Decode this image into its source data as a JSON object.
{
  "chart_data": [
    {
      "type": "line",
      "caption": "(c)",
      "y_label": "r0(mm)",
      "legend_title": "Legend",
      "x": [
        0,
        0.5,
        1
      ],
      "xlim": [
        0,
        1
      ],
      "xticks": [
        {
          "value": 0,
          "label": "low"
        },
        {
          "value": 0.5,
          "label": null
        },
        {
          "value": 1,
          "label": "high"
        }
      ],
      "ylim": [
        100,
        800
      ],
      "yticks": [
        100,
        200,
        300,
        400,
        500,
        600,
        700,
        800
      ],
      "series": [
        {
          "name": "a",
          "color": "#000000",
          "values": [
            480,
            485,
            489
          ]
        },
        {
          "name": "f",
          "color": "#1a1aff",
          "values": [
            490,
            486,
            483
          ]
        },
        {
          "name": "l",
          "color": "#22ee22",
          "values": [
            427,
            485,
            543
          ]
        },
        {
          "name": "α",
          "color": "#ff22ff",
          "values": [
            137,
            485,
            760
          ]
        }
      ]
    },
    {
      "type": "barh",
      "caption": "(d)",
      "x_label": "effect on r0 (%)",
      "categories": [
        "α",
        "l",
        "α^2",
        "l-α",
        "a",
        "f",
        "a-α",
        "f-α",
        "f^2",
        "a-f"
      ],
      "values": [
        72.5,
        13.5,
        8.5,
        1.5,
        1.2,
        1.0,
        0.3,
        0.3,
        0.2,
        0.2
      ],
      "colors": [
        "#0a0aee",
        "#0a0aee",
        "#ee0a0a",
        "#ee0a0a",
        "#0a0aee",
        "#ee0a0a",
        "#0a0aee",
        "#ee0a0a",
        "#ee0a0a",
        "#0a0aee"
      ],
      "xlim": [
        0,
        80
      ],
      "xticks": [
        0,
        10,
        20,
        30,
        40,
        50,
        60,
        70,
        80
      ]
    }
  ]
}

Set task: Reproduce every record, matching each line exactly.

Solution below:
Decode this image into its source data as a JSON object.
{
  "chart_data": [
    {
      "type": "line",
      "caption": "(c)",
      "y_label": "r0(mm)",
      "legend_title": "Legend",
      "x": [
        0,
        0.5,
        1
      ],
      "xlim": [
        0,
        1
      ],
      "xticks": [
        {
          "value": 0,
          "label": "low"
        },
        {
          "value": 0.5,
          "label": null
        },
        {
          "value": 1,
          "label": "high"
        }
      ],
      "ylim": [
        100,
        800
      ],
      "yticks": [
        100,
        200,
        300,
        400,
        500,
        600,
        700,
        800
      ],
      "series": [
        {
          "name": "a",
          "color": "#000000",
          "values": [
            480,
            485,
            489
          ]
        },
        {
          "name": "f",
          "color": "#1a1aff",
          "values": [
            490,
            486,
            483
          ]
        },
        {
          "name": "l",
          "color": "#22ee22",
          "values": [
            427,
            485,
            543
          ]
        },
        {
          "name": "α",
          "color": "#ff22ff",
          "values": [
            137,
            485,
            760
          ]
        }
      ]
    },
    {
      "type": "barh",
      "caption": "(d)",
      "x_label": "effect on r0 (%)",
      "categories": [
        "α",
        "l",
        "α^2",
        "l-α",
        "a",
        "f",
        "a-α",
        "f-α",
        "f^2",
        "a-f"
      ],
      "values": [
        72.5,
        13.5,
        8.5,
        1.5,
        1.2,
        1.0,
        0.3,
        0.3,
        0.2,
        0.2
      ],
      "colors": [
        "#0a0aee",
        "#0a0aee",
        "#ee0a0a",
        "#ee0a0a",
        "#0a0aee",
        "#ee0a0a",
        "#0a0aee",
        "#ee0a0a",
        "#ee0a0a",
        "#0a0aee"
      ],
      "xlim": [
        0,
        80
      ],
      "xticks": [
        0,
        10,
        20,
        30,
        40,
        50,
        60,
        70,
        80
      ]
    }
  ]
}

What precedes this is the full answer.